>> BEGIN Data extract

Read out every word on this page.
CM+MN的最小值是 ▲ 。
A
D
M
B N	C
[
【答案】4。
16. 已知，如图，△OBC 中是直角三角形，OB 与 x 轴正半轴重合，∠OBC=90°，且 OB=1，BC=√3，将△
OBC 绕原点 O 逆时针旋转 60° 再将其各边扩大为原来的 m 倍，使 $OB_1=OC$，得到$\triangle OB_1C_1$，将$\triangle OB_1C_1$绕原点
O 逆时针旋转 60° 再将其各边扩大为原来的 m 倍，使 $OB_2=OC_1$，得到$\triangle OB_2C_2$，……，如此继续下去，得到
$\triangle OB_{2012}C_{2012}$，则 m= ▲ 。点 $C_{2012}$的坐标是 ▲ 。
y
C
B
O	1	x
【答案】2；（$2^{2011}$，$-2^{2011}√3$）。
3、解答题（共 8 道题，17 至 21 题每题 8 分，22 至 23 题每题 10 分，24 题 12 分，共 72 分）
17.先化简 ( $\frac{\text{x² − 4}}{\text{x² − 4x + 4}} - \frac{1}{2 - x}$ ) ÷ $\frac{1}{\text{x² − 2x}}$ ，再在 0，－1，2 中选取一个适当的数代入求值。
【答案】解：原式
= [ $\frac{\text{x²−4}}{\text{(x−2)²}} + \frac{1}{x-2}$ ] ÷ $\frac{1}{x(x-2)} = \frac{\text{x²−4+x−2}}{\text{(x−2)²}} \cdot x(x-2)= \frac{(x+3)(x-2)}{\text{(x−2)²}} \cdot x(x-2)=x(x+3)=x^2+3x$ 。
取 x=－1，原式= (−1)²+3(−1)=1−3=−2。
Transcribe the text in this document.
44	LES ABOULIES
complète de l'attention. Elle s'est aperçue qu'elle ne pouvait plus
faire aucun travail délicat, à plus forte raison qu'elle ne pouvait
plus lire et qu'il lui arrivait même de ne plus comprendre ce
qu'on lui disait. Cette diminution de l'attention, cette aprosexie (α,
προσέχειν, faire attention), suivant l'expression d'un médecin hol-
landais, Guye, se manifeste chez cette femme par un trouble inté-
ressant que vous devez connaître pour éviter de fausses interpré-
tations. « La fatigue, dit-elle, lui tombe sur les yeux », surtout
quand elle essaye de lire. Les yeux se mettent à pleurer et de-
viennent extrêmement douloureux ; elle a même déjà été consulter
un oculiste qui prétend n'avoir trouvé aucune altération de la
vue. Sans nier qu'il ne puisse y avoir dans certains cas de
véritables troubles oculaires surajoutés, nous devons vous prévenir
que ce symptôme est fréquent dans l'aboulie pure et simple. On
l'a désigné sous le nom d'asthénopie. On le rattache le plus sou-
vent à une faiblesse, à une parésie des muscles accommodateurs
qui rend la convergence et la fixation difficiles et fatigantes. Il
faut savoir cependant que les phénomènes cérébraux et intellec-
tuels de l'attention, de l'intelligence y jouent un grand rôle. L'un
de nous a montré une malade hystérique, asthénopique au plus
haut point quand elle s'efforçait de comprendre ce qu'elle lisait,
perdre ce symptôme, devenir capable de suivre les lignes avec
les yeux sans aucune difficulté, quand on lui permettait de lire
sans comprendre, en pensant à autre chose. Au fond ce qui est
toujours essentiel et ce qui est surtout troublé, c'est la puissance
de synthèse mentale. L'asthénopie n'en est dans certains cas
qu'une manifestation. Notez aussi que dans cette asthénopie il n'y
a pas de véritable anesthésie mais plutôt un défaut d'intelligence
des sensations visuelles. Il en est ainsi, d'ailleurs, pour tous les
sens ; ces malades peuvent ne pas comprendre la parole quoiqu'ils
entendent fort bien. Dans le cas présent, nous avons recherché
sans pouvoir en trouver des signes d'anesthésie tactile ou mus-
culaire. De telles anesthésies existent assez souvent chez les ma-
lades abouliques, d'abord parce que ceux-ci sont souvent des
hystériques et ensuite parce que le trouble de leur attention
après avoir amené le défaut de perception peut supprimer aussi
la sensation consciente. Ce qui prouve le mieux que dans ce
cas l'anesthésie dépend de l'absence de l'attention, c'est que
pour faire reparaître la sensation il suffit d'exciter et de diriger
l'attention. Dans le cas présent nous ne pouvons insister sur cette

>> END Data extract

Problem requirements
Track down every line holding the string "逆时针旋转" and copy it.

Problem solution
OBC 绕原点 O 逆时针旋转 60° 再将其各边扩大为原来的 m 倍，使 $OB_1=OC$，得到$\triangle OB_1C_1$，将$\triangle OB_1C_1$绕原点
O 逆时针旋转 60° 再将其各边扩大为原来的 m 倍，使 $OB_2=OC_1$，得到$\triangle OB_2C_2$，……，如此继续下去，得到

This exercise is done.